= PROBLEM DESCRIPTION =
Find how many lines of the listing below include the word "against", then report the number by itself.

[Records excerpted from a collection]
=======
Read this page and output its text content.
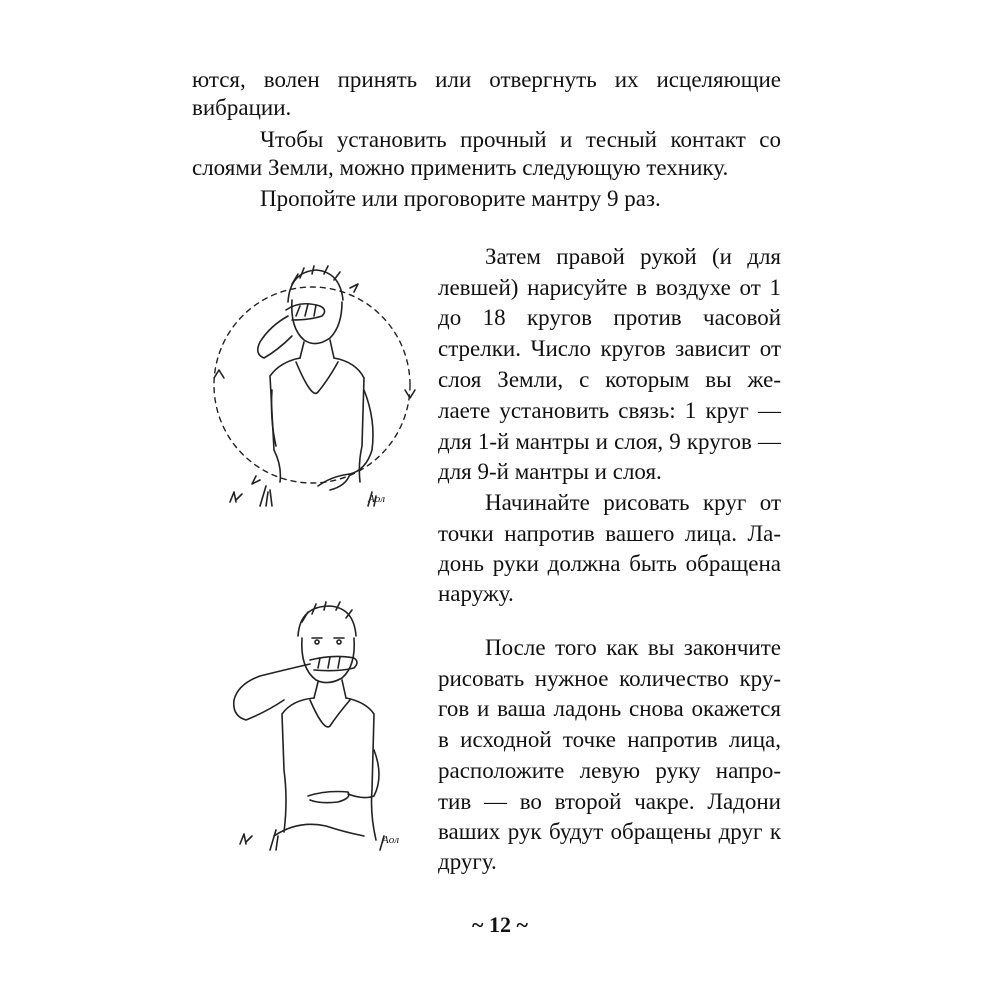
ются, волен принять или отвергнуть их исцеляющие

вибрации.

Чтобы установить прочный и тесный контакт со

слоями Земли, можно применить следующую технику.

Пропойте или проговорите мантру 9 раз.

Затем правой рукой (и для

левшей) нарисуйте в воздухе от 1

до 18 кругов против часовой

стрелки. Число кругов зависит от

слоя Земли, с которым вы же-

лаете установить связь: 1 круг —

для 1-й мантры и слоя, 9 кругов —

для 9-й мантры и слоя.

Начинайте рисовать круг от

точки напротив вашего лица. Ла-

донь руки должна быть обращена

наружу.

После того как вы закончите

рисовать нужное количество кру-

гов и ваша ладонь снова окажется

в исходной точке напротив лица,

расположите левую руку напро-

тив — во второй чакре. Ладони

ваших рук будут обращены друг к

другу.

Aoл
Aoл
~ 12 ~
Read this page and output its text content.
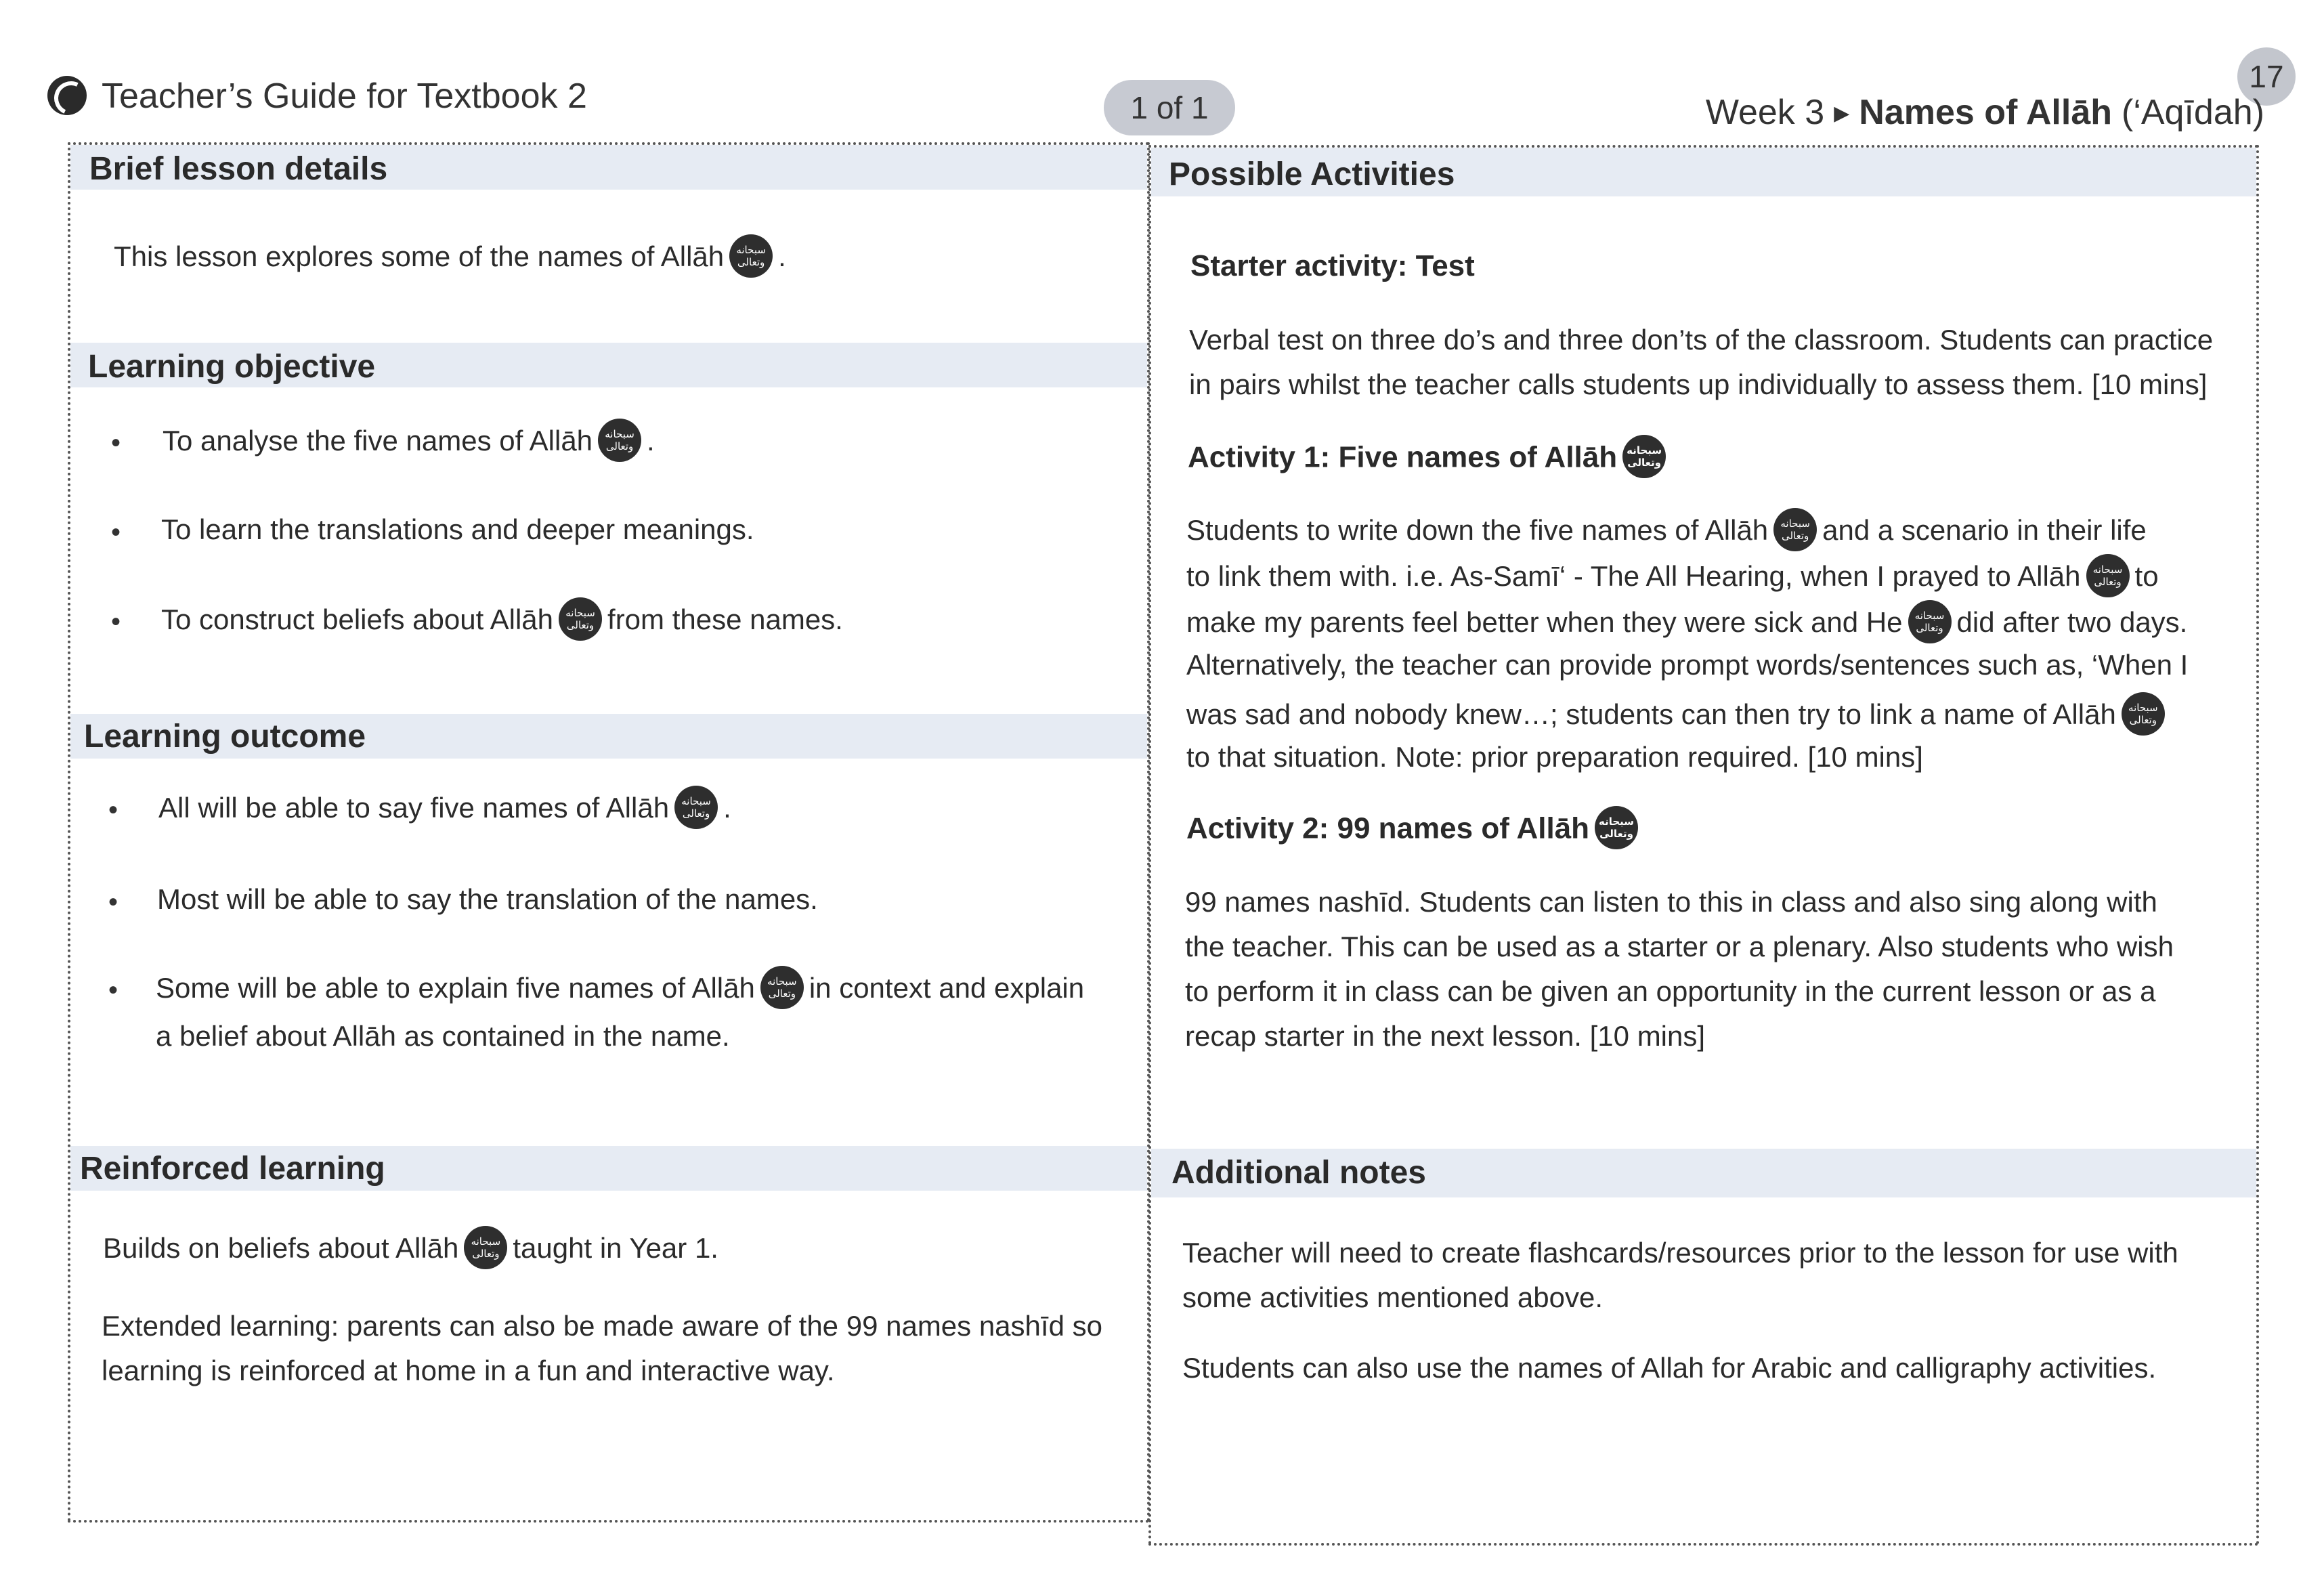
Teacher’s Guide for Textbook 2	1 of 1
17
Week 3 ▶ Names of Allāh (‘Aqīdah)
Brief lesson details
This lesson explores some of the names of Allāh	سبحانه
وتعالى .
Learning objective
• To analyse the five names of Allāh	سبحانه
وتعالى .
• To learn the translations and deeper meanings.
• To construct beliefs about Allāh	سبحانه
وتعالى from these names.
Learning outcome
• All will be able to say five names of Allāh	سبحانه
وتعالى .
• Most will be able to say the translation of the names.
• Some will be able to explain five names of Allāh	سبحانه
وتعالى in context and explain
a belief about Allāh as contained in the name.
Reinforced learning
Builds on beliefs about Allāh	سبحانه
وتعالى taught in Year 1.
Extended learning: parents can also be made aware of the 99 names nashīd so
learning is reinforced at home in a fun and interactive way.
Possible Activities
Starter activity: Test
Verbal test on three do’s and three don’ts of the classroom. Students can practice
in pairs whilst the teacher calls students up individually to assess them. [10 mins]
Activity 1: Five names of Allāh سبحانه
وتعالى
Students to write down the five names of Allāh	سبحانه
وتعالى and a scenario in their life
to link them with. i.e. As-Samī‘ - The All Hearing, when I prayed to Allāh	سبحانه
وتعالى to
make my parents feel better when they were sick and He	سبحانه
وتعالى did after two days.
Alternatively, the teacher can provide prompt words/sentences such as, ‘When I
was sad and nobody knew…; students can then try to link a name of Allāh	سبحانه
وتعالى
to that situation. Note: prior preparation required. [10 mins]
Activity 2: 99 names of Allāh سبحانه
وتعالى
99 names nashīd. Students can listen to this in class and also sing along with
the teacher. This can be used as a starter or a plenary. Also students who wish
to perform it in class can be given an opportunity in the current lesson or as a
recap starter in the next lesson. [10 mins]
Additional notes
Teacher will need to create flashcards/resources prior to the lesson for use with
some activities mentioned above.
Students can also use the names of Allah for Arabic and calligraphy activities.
=======
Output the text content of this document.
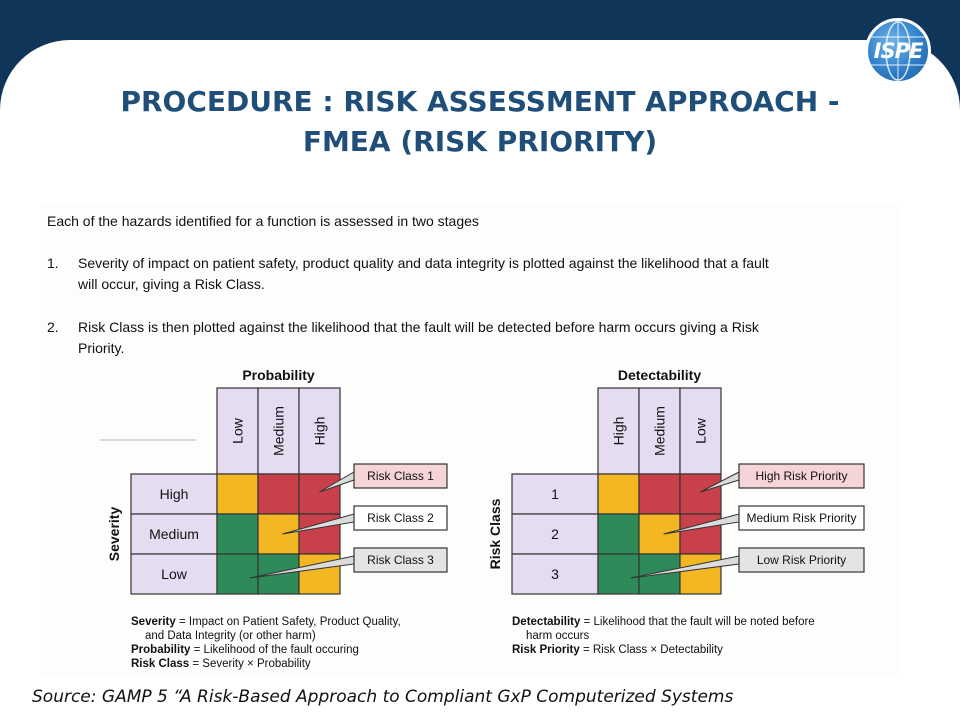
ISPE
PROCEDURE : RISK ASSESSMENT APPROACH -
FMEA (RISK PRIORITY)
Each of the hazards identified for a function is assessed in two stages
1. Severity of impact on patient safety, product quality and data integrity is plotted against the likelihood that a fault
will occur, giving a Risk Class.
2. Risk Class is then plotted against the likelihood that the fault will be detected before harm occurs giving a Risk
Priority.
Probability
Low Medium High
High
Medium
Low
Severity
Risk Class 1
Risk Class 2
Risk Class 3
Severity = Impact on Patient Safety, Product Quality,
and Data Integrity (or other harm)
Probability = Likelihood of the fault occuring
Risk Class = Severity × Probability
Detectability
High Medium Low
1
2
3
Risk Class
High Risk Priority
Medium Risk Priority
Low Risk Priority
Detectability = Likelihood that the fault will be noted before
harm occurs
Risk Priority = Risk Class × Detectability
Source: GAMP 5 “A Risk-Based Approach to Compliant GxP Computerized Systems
=======
= THE REPLY =
2